-- WORK REQUIRED --
Extract the lines from the items, beginning with the line that contains "legend-entry: ((65536, Random), Avg" and continuing through the line that contains "legend-entry: ((65536, Sorted), Avg", and reproduce them exactly.

[Region and label listings]
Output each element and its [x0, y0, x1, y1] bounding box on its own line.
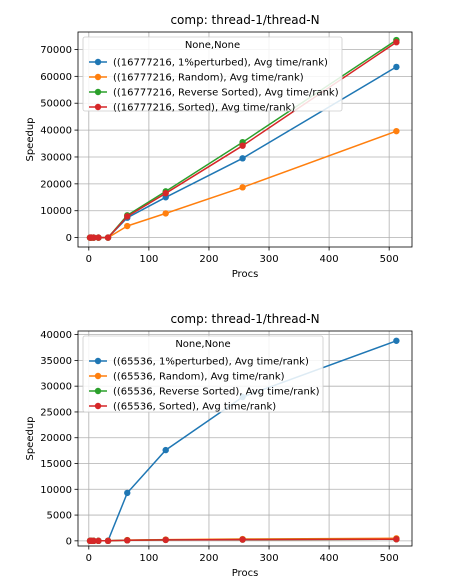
legend-entry: ((65536, Random), Avg time/rank) — [113, 372, 285, 383]
data-point — [393, 337, 400, 344]
x-tick-label: 300 — [259, 254, 278, 265]
x-tick-label: 500 — [380, 553, 399, 564]
legend-title: None,None — [175, 339, 230, 350]
legend-marker — [94, 357, 102, 365]
data-point — [239, 536, 246, 543]
x-tick-label: 300 — [259, 553, 278, 564]
y-axis-title: Speedup — [25, 117, 36, 161]
legend-marker — [94, 372, 102, 380]
y-tick-label: 20000 — [40, 433, 72, 444]
series-4 — [86, 535, 400, 545]
chart-1: 0 100 200 300 400 500 0 10000 20000 30000 40000 500… — [25, 13, 413, 280]
y-tick-label: 10000 — [40, 206, 72, 217]
x-tick-label: 100 — [139, 254, 158, 265]
data-point — [393, 127, 400, 135]
y-tick-label: 20000 — [40, 179, 72, 190]
data-point — [393, 63, 400, 71]
y-tick-label: 0 — [66, 536, 72, 547]
x-tick-label: 100 — [139, 553, 158, 564]
series-4 — [86, 39, 400, 241]
data-point — [104, 537, 112, 545]
x-axis-title: Procs — [232, 269, 259, 280]
legend-marker — [94, 402, 102, 410]
legend-marker — [94, 73, 102, 81]
data-point — [162, 210, 169, 217]
legend-entry: ((65536, Sorted), Avg time/rank) — [113, 402, 276, 413]
legend-marker — [94, 88, 102, 96]
chart-title: comp: thread-1/thread-N — [170, 312, 319, 326]
data-point — [90, 234, 97, 241]
chart-2: 0 100 200 300 400 500050001000015000200002500… — [25, 312, 413, 579]
y-tick-label: 60000 — [40, 72, 72, 83]
legend-entry: ((16777216, Random), Avg time/rank) — [113, 73, 304, 84]
x-tick-label: 200 — [199, 553, 218, 564]
legend-box — [82, 335, 324, 413]
y-tick-label: 0 — [66, 233, 72, 244]
data-point — [95, 537, 102, 545]
data-point — [124, 537, 131, 544]
x-tick-label: 400 — [320, 553, 339, 564]
data-point — [124, 222, 131, 230]
y-tick-label: 10000 — [40, 485, 72, 496]
data-point — [239, 184, 246, 191]
legend-entry: ((16777216, Reverse Sorted), Avg time/ra… — [113, 88, 339, 99]
chart-title: comp: thread-1/thread-N — [170, 13, 319, 27]
data-point — [162, 536, 169, 544]
legend-box — [82, 36, 343, 112]
data-point — [104, 234, 112, 241]
x-tick-label: 200 — [199, 254, 218, 265]
y-tick-label: 40000 — [40, 126, 72, 137]
y-tick-label: 30000 — [40, 152, 72, 163]
y-tick-label: 70000 — [40, 45, 72, 56]
x-tick-label: 0 — [86, 553, 92, 564]
y-tick-label: 5000 — [47, 511, 72, 522]
y-tick-label: 30000 — [40, 382, 72, 393]
x-tick-label: 500 — [380, 254, 399, 265]
legend-entry: ((16777216, 1%perturbed), Avg time/rank) — [113, 58, 328, 69]
data-point — [393, 39, 400, 46]
x-tick-label: 400 — [320, 254, 339, 265]
data-point — [95, 234, 102, 241]
plot-frame — [77, 31, 413, 248]
y-axis-title: Speedup — [25, 416, 36, 460]
data-point — [90, 537, 97, 545]
legend-entry: ((65536, 1%perturbed), Avg time/rank) — [113, 357, 309, 368]
data-point — [124, 213, 131, 220]
data-point — [239, 155, 246, 162]
legend-marker — [94, 58, 102, 66]
data-point — [162, 190, 169, 197]
legend-entry: ((16777216, Sorted), Avg time/rank) — [113, 103, 295, 114]
y-tick-label: 35000 — [40, 356, 72, 367]
legend-marker — [94, 103, 102, 111]
y-tick-label: 40000 — [40, 330, 72, 341]
legend: None,None ((65536, 1%perturbed), Avg time… — [82, 335, 324, 413]
y-tick-label: 25000 — [40, 407, 72, 418]
data-point — [239, 142, 246, 149]
legend-marker — [94, 387, 102, 395]
x-tick-label: 0 — [86, 254, 92, 265]
data-point — [162, 446, 169, 454]
legend: None,None ((16777216, 1%perturbed), Avg t… — [82, 36, 343, 114]
legend-title: None,None — [185, 40, 240, 51]
data-point — [393, 535, 400, 543]
data-point — [124, 489, 131, 497]
y-tick-label: 50000 — [40, 99, 72, 110]
x-axis-title: Procs — [232, 568, 259, 579]
y-tick-label: 15000 — [40, 459, 72, 470]
plot-frame — [77, 330, 413, 547]
legend-entry: ((65536, Reverse Sorted), Avg time/rank) — [113, 387, 320, 398]
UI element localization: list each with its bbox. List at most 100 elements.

-- OUTPUT FOR THIS TASK --
legend-entry: ((65536, Random), Avg time/rank) — [113, 372, 285, 383]
data-point — [393, 337, 400, 344]
x-tick-label: 300 — [259, 254, 278, 265]
x-tick-label: 500 — [380, 553, 399, 564]
legend-title: None,None — [175, 339, 230, 350]
legend-marker — [94, 357, 102, 365]
data-point — [239, 536, 246, 543]
x-tick-label: 300 — [259, 553, 278, 564]
y-axis-title: Speedup — [25, 117, 36, 161]
legend-marker — [94, 372, 102, 380]
y-tick-label: 20000 — [40, 433, 72, 444]
series-4 — [86, 535, 400, 545]
chart-1: 0 100 200 300 400 500 0 10000 20000 30000 40000 500… — [25, 13, 413, 280]
y-tick-label: 10000 — [40, 206, 72, 217]
x-tick-label: 100 — [139, 254, 158, 265]
data-point — [393, 127, 400, 135]
y-tick-label: 20000 — [40, 179, 72, 190]
data-point — [393, 63, 400, 71]
y-tick-label: 0 — [66, 536, 72, 547]
x-tick-label: 100 — [139, 553, 158, 564]
series-4 — [86, 39, 400, 241]
data-point — [104, 537, 112, 545]
x-axis-title: Procs — [232, 269, 259, 280]
legend-marker — [94, 402, 102, 410]
legend-marker — [94, 73, 102, 81]
data-point — [162, 210, 169, 217]
legend-entry: ((65536, Sorted), Avg time/rank) — [113, 402, 276, 413]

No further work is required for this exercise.